-- begin DATA LISTING --
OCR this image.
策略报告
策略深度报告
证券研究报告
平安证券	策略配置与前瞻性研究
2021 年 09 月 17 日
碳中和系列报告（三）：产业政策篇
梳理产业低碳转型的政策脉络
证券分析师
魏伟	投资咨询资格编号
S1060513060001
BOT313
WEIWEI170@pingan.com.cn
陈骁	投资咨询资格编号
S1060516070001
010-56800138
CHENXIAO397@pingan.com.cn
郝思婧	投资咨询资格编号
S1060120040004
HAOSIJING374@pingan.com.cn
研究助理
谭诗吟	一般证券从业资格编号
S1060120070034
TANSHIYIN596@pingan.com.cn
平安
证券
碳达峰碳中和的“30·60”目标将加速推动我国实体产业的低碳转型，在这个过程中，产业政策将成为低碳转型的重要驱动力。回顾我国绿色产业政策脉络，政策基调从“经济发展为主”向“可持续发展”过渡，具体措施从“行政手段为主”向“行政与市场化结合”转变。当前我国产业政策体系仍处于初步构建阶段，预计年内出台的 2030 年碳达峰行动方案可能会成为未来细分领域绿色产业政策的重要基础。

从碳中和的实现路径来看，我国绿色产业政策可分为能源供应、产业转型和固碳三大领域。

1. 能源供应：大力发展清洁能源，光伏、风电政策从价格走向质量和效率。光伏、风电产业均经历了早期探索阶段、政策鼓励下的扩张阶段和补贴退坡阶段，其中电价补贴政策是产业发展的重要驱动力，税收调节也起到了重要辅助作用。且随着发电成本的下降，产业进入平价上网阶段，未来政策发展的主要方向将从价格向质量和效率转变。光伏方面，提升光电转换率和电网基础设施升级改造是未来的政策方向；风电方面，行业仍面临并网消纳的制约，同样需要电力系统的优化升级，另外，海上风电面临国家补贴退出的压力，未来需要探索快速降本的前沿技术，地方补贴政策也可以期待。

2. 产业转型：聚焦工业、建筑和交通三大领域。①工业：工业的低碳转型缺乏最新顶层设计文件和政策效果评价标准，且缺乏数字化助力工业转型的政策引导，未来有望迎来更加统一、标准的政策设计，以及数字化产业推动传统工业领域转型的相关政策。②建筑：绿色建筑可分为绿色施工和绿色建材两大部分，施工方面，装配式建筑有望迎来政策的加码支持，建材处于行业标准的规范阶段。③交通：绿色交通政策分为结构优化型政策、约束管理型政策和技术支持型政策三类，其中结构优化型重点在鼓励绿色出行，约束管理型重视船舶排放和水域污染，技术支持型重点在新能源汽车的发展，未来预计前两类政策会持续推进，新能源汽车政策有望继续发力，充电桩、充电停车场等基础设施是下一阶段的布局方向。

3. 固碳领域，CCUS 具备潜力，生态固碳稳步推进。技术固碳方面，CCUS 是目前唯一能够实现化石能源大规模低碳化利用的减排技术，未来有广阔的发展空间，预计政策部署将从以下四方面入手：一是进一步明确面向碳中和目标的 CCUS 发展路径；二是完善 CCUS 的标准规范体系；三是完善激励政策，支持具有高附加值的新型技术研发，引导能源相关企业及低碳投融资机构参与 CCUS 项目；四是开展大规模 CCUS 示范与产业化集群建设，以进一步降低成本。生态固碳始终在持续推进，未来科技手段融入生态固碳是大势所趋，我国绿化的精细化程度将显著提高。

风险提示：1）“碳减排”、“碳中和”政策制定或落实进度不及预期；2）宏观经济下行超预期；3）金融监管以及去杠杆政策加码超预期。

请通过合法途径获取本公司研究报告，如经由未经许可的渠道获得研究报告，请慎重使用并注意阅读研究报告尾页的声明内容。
-- end DATA LISTING --
Search the lines above for the string "pingan" and copy each line that has it.

▶ _SOLUTION TO THIS PROBLEM_
WEIWEI170@pingan.com.cn
CHENXIAO397@pingan.com.cn
HAOSIJING374@pingan.com.cn
TANSHIYIN596@pingan.com.cn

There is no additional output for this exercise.